** Start LISTING **
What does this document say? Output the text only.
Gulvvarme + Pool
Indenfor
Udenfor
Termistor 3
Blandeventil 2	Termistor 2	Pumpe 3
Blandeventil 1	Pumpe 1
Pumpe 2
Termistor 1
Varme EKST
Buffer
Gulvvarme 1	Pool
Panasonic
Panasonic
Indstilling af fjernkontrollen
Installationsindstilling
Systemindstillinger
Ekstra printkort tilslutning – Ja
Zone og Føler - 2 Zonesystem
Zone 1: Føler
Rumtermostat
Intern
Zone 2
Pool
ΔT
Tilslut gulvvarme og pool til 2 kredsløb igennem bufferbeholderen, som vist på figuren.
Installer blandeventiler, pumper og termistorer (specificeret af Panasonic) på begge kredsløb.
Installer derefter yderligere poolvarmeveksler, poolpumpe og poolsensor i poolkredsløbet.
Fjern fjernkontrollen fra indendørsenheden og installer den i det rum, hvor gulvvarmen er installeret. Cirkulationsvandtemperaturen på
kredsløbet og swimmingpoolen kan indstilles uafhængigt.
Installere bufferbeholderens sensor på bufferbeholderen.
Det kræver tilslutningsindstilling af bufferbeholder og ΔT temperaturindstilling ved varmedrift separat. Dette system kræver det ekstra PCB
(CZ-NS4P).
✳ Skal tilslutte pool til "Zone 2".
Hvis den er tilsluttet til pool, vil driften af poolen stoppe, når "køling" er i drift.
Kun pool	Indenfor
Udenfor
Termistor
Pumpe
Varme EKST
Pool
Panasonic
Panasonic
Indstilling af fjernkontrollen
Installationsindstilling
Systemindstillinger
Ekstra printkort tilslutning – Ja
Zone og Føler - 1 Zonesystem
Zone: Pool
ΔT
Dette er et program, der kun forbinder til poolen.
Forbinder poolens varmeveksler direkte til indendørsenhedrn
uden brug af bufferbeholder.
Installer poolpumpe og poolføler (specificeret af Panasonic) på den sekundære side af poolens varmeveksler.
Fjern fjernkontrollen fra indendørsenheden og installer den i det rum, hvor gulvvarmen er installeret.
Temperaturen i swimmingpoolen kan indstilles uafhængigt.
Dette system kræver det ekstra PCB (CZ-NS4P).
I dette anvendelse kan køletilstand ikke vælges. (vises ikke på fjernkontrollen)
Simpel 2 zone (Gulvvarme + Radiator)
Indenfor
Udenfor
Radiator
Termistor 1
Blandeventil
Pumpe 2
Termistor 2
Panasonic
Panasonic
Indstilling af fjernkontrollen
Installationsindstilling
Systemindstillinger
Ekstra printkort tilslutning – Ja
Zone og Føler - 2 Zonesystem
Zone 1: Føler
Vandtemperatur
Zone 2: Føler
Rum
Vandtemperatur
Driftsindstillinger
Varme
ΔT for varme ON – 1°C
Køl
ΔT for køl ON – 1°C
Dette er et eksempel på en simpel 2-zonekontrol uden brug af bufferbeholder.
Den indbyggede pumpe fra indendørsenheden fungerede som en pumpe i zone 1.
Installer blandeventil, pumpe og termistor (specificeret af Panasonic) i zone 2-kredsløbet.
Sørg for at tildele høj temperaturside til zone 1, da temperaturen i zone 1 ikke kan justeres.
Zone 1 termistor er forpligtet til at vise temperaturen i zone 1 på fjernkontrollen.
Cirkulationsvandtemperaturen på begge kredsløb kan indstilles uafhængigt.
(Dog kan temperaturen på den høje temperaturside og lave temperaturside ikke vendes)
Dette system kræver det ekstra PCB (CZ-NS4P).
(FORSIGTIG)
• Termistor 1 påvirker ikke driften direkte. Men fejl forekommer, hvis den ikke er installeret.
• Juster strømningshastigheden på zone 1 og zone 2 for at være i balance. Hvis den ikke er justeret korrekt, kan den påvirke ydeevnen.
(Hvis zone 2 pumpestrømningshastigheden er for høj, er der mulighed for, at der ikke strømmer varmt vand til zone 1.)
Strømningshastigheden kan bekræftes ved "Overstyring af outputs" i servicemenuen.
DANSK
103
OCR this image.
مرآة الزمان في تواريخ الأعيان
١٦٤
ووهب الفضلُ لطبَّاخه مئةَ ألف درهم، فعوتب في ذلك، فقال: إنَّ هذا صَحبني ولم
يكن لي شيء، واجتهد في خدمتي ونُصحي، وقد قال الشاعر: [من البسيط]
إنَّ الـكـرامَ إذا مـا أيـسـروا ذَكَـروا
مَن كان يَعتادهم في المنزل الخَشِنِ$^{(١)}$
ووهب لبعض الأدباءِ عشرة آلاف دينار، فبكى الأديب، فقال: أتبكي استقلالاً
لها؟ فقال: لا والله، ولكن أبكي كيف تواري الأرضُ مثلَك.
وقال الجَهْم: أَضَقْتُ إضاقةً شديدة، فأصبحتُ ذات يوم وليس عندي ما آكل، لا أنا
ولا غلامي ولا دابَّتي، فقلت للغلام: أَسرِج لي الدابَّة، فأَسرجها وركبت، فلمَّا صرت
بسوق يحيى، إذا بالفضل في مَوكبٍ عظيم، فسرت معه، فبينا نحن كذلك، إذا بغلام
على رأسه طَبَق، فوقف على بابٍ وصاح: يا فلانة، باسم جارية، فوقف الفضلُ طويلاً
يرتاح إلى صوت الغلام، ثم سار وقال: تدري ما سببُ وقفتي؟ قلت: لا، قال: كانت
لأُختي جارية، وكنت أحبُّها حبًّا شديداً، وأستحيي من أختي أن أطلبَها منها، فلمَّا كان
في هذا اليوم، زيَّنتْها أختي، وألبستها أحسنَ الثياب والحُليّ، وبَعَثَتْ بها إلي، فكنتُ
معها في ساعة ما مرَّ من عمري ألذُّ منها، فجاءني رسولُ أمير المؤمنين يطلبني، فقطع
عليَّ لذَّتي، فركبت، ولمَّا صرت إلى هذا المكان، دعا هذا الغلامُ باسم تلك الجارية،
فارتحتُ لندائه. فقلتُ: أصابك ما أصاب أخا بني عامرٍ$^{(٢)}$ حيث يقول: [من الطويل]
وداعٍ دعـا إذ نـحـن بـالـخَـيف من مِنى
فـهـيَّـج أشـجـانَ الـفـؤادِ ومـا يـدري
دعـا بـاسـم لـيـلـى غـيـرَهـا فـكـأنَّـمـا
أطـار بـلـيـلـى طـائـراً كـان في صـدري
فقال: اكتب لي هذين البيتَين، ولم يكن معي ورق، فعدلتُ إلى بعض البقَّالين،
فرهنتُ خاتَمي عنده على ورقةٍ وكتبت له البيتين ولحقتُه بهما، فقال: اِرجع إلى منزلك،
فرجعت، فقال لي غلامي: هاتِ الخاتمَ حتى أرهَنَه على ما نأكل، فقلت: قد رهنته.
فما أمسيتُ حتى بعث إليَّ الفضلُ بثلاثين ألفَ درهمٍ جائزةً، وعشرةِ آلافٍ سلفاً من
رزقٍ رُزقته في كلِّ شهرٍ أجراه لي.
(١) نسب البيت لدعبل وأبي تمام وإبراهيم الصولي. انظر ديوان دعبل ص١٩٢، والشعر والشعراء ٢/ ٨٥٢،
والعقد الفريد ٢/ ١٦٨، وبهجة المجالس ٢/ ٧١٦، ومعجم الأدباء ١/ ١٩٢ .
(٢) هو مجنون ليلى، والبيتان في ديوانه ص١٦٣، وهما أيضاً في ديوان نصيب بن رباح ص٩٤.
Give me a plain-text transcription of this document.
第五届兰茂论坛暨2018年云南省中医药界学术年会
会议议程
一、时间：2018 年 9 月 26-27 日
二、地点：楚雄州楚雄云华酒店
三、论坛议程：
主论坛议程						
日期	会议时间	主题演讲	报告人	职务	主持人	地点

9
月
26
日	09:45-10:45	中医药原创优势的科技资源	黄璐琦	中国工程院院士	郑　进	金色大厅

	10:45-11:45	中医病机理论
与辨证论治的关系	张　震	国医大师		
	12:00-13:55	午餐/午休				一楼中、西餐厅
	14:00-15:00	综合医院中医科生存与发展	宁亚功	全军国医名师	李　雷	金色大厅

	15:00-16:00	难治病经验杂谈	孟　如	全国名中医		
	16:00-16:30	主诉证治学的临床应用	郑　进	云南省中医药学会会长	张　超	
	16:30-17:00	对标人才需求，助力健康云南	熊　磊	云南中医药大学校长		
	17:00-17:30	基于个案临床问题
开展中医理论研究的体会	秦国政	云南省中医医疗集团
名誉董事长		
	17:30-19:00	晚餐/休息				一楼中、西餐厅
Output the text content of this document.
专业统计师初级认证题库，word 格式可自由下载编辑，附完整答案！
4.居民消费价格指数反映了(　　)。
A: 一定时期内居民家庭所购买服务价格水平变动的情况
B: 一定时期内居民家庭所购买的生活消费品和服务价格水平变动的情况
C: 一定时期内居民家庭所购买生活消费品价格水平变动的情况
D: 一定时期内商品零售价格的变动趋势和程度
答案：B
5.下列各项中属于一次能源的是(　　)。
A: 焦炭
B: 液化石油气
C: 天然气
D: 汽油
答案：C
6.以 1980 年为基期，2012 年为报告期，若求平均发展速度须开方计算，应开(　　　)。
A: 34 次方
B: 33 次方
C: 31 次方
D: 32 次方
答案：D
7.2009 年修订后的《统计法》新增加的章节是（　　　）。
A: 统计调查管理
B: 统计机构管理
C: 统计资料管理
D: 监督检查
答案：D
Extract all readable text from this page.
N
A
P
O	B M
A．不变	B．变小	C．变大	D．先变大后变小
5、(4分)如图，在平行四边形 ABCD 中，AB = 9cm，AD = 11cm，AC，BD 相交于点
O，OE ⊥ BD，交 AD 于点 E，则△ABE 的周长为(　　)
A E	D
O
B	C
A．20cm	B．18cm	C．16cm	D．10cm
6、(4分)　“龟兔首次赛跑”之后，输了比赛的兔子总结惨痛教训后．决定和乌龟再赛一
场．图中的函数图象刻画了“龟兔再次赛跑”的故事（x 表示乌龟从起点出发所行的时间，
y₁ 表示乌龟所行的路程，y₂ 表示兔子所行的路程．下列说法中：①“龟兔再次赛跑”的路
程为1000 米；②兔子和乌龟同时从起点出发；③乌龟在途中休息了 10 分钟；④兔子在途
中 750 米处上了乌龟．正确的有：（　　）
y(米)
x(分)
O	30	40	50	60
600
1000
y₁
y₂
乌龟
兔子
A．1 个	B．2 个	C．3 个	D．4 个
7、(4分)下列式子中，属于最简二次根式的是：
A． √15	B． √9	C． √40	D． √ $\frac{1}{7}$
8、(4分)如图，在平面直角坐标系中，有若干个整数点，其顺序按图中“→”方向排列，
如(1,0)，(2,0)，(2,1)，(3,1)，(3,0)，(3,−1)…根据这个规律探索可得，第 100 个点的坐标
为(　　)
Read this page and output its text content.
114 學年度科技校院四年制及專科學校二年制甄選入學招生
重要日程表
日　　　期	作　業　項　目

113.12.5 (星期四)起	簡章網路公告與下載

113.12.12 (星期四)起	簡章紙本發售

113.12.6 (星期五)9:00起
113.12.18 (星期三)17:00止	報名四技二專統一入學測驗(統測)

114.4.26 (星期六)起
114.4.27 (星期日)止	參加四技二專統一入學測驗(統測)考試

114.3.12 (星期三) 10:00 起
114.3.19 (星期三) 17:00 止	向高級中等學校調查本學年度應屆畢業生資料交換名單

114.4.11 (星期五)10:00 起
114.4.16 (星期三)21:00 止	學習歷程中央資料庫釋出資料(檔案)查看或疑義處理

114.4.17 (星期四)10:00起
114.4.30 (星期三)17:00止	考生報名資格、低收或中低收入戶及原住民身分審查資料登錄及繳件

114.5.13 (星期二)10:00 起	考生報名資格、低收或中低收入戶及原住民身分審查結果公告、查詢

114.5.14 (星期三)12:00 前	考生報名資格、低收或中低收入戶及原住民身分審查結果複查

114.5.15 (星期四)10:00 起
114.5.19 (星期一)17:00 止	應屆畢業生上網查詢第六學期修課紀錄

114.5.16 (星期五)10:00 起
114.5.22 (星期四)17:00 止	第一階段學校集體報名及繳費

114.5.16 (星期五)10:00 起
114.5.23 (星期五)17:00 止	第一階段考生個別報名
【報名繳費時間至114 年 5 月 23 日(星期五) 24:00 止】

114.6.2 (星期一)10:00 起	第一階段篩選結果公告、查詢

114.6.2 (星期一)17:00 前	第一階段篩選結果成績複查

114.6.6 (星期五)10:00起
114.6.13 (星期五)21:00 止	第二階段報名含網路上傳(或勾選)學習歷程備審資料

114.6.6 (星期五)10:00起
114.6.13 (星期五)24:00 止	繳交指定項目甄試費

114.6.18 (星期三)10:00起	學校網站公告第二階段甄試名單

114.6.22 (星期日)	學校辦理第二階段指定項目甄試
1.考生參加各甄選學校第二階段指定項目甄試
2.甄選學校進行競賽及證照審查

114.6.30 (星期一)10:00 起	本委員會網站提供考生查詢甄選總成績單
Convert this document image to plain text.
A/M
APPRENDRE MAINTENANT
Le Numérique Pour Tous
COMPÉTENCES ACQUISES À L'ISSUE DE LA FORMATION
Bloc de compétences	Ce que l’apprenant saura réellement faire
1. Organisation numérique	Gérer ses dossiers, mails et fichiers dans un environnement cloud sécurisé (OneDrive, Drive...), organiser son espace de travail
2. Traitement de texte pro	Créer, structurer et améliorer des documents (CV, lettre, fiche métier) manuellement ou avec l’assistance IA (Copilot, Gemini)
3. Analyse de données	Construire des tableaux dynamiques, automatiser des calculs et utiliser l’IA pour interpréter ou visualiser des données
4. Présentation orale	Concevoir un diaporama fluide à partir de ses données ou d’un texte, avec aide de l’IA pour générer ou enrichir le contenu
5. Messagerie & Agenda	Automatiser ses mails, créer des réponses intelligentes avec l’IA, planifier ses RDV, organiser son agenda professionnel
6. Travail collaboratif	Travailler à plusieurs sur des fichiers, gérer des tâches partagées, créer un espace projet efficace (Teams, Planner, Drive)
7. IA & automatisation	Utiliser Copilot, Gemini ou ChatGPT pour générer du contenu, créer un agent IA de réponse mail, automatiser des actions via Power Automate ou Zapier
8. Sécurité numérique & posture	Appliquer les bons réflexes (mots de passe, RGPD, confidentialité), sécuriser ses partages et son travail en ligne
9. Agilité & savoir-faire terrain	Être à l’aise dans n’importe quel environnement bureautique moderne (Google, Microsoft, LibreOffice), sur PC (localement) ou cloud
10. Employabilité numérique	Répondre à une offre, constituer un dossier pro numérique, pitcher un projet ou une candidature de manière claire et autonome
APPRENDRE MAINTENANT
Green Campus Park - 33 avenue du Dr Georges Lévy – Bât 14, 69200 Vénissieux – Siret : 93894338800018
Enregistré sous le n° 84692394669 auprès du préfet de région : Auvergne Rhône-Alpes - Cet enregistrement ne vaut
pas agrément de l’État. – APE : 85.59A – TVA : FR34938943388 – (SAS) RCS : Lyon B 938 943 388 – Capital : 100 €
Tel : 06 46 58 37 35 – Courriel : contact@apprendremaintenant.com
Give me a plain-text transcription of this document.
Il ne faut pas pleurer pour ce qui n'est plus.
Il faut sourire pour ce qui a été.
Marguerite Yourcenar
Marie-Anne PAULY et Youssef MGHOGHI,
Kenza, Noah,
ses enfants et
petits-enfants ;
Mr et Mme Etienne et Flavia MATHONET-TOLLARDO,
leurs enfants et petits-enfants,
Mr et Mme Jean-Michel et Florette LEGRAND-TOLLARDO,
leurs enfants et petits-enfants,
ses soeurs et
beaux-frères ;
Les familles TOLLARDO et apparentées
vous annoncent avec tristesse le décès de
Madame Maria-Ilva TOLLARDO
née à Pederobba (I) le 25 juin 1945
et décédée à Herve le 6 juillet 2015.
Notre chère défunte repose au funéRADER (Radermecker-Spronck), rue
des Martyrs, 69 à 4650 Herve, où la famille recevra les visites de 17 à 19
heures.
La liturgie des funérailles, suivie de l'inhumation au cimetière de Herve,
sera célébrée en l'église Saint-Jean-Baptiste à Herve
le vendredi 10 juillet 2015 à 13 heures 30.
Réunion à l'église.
** End LISTING **
:: DIRECTIONS ::
Answer with one number only: how many lines above contain the word "Jean".

:: FINAL ANSWER ::
2